(Stored data entries)
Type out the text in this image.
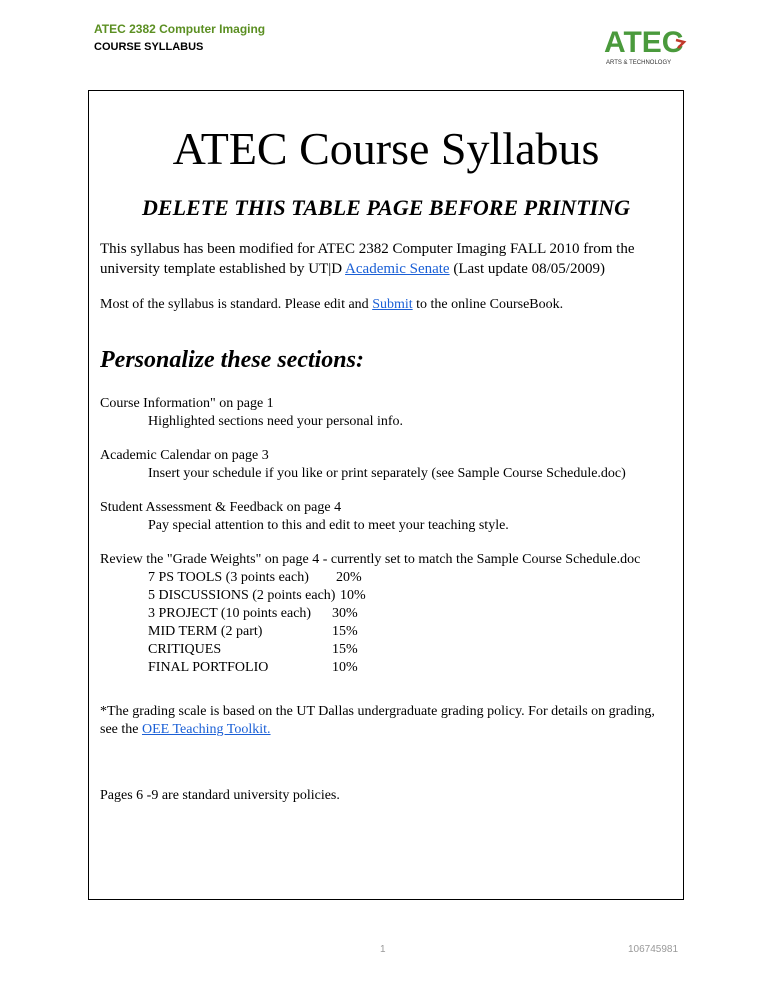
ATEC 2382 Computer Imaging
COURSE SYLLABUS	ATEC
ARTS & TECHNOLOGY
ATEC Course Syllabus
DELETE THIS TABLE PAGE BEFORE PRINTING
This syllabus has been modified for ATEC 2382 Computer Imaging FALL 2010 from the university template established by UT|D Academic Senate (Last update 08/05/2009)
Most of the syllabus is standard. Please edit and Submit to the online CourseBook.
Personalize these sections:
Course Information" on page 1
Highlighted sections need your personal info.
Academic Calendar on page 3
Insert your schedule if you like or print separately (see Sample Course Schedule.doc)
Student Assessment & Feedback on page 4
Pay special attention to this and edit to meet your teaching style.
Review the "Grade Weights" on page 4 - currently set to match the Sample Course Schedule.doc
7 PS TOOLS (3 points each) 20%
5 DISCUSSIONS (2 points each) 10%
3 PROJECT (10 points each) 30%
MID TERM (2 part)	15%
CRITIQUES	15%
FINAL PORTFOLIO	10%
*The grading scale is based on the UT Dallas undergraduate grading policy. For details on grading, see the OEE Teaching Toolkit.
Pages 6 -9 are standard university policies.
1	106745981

---

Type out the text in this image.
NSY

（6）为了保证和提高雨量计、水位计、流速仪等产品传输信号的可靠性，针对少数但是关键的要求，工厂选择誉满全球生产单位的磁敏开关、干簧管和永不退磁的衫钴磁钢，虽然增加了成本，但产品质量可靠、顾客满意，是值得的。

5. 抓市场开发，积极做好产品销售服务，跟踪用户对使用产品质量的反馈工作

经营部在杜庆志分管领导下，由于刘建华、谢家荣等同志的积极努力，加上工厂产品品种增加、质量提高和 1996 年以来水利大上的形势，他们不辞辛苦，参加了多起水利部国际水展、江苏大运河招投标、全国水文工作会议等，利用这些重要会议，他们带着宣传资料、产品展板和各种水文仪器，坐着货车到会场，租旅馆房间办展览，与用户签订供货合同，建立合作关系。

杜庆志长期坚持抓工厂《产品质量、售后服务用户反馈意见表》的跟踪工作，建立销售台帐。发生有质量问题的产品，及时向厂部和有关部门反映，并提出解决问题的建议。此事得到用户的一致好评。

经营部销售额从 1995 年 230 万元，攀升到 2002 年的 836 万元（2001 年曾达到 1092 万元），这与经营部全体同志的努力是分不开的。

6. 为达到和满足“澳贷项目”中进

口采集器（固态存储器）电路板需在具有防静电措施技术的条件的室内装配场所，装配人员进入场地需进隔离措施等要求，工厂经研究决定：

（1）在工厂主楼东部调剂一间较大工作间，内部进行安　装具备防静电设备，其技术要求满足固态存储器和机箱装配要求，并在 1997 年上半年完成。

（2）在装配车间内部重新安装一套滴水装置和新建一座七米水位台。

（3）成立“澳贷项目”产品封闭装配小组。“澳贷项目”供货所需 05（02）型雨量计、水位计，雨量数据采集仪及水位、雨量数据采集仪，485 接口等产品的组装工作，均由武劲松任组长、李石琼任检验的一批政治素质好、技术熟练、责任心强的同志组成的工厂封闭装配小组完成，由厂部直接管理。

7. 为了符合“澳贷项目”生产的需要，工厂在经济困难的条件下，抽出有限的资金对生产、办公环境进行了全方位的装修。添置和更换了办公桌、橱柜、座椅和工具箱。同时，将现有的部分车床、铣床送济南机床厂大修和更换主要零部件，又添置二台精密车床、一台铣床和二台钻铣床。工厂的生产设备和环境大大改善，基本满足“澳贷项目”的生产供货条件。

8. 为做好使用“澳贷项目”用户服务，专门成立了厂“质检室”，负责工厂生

■ **Problem**
Scan the material above for the word "Academic". Copy each line where it occurs.

■ **Finished exercise**
This syllabus has been modified for ATEC 2382 Computer Imaging FALL 2010 from the university template established by UT|D Academic Senate (Last update 08/05/2009)
Academic Calendar on page 3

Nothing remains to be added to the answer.